| Task statement |
Retype the material that follows, keeping every word as it is.

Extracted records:
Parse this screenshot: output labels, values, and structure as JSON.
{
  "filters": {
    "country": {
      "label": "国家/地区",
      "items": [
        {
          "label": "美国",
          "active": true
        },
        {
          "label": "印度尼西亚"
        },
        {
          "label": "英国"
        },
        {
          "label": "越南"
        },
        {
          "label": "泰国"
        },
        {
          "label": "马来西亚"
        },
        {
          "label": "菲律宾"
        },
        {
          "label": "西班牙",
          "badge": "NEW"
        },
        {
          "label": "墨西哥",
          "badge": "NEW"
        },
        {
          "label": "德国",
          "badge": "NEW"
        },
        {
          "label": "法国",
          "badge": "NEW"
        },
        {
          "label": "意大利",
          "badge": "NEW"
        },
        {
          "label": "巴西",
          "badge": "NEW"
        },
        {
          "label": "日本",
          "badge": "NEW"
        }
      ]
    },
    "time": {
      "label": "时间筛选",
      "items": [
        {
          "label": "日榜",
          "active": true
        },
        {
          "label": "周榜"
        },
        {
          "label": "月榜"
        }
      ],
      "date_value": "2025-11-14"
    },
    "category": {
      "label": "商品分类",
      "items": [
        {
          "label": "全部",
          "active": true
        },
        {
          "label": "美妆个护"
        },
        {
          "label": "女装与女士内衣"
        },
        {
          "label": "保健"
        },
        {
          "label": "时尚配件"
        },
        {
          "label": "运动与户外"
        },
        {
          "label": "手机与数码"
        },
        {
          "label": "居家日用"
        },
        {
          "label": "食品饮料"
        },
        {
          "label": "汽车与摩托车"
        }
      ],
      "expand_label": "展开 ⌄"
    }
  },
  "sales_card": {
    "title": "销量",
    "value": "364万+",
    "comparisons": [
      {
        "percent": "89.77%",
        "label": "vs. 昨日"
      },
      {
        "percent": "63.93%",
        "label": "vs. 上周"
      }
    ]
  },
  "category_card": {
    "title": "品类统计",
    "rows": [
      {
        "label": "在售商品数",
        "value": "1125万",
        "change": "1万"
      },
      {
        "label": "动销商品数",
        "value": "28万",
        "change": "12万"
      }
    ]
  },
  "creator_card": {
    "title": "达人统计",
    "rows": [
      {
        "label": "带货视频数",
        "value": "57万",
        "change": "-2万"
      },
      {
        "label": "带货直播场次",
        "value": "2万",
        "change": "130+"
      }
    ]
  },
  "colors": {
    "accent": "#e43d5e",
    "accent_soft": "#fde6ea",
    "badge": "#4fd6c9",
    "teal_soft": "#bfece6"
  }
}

| Reply to the task |
Parse this screenshot: output labels, values, and structure as JSON.
{
  "filters": {
    "country": {
      "label": "国家/地区",
      "items": [
        {
          "label": "美国",
          "active": true
        },
        {
          "label": "印度尼西亚"
        },
        {
          "label": "英国"
        },
        {
          "label": "越南"
        },
        {
          "label": "泰国"
        },
        {
          "label": "马来西亚"
        },
        {
          "label": "菲律宾"
        },
        {
          "label": "西班牙",
          "badge": "NEW"
        },
        {
          "label": "墨西哥",
          "badge": "NEW"
        },
        {
          "label": "德国",
          "badge": "NEW"
        },
        {
          "label": "法国",
          "badge": "NEW"
        },
        {
          "label": "意大利",
          "badge": "NEW"
        },
        {
          "label": "巴西",
          "badge": "NEW"
        },
        {
          "label": "日本",
          "badge": "NEW"
        }
      ]
    },
    "time": {
      "label": "时间筛选",
      "items": [
        {
          "label": "日榜",
          "active": true
        },
        {
          "label": "周榜"
        },
        {
          "label": "月榜"
        }
      ],
      "date_value": "2025-11-14"
    },
    "category": {
      "label": "商品分类",
      "items": [
        {
          "label": "全部",
          "active": true
        },
        {
          "label": "美妆个护"
        },
        {
          "label": "女装与女士内衣"
        },
        {
          "label": "保健"
        },
        {
          "label": "时尚配件"
        },
        {
          "label": "运动与户外"
        },
        {
          "label": "手机与数码"
        },
        {
          "label": "居家日用"
        },
        {
          "label": "食品饮料"
        },
        {
          "label": "汽车与摩托车"
        }
      ],
      "expand_label": "展开 ⌄"
    }
  },
  "sales_card": {
    "title": "销量",
    "value": "364万+",
    "comparisons": [
      {
        "percent": "89.77%",
        "label": "vs. 昨日"
      },
      {
        "percent": "63.93%",
        "label": "vs. 上周"
      }
    ]
  },
  "category_card": {
    "title": "品类统计",
    "rows": [
      {
        "label": "在售商品数",
        "value": "1125万",
        "change": "1万"
      },
      {
        "label": "动销商品数",
        "value": "28万",
        "change": "12万"
      }
    ]
  },
  "creator_card": {
    "title": "达人统计",
    "rows": [
      {
        "label": "带货视频数",
        "value": "57万",
        "change": "-2万"
      },
      {
        "label": "带货直播场次",
        "value": "2万",
        "change": "130+"
      }
    ]
  },
  "colors": {
    "accent": "#e43d5e",
    "accent_soft": "#fde6ea",
    "badge": "#4fd6c9",
    "teal_soft": "#bfece6"
  }
}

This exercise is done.